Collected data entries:
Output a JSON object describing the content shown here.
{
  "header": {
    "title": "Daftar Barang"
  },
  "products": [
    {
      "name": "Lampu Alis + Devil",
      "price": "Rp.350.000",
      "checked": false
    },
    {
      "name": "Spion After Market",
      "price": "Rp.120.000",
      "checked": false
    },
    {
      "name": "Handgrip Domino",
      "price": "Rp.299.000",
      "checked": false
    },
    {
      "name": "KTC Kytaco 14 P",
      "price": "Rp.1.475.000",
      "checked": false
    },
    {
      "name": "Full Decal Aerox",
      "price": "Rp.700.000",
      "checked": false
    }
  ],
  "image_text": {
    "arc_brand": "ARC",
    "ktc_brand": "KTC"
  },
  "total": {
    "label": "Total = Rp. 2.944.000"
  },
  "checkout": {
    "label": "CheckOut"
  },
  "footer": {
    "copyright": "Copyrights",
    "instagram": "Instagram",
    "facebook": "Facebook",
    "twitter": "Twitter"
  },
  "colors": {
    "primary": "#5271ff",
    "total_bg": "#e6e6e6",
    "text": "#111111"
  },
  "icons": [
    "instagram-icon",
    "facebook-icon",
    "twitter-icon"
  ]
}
---
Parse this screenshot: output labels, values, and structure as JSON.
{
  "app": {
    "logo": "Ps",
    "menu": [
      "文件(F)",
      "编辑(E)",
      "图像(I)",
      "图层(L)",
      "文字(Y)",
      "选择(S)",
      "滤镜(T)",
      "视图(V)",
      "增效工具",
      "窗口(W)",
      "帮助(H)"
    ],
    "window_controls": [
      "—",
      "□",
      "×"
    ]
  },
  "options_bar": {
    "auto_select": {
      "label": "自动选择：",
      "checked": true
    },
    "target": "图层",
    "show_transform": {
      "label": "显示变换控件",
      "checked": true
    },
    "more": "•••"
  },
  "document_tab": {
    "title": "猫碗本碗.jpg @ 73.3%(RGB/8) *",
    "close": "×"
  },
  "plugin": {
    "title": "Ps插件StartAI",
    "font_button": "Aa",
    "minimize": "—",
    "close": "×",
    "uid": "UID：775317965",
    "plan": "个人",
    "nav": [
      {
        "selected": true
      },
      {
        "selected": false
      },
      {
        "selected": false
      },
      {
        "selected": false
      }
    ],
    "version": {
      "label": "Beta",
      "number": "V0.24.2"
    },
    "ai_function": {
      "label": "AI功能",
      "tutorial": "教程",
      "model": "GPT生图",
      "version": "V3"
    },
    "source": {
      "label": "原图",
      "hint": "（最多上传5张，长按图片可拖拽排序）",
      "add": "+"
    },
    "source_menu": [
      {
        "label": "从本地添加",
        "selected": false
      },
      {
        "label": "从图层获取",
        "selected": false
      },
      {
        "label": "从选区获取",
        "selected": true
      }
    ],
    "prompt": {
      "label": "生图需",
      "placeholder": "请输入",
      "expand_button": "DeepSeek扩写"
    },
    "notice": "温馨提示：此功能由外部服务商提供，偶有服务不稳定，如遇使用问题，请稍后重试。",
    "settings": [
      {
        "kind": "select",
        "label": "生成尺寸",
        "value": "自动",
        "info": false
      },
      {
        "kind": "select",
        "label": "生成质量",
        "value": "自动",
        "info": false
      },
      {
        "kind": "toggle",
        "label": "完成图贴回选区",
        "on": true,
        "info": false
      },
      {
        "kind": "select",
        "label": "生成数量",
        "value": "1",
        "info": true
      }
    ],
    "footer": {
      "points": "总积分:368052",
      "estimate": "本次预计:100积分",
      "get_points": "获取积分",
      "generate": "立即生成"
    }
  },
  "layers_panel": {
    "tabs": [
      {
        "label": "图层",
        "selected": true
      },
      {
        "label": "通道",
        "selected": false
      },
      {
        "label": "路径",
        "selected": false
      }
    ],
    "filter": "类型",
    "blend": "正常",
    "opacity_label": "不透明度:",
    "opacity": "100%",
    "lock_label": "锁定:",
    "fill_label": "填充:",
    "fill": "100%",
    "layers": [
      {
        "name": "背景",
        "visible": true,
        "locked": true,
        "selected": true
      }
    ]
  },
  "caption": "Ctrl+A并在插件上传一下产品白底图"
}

**Short task**
Show every line from the entries above in which "instagram" appears.

**Exercise solution**
    "instagram": "Instagram",
    "instagram-icon",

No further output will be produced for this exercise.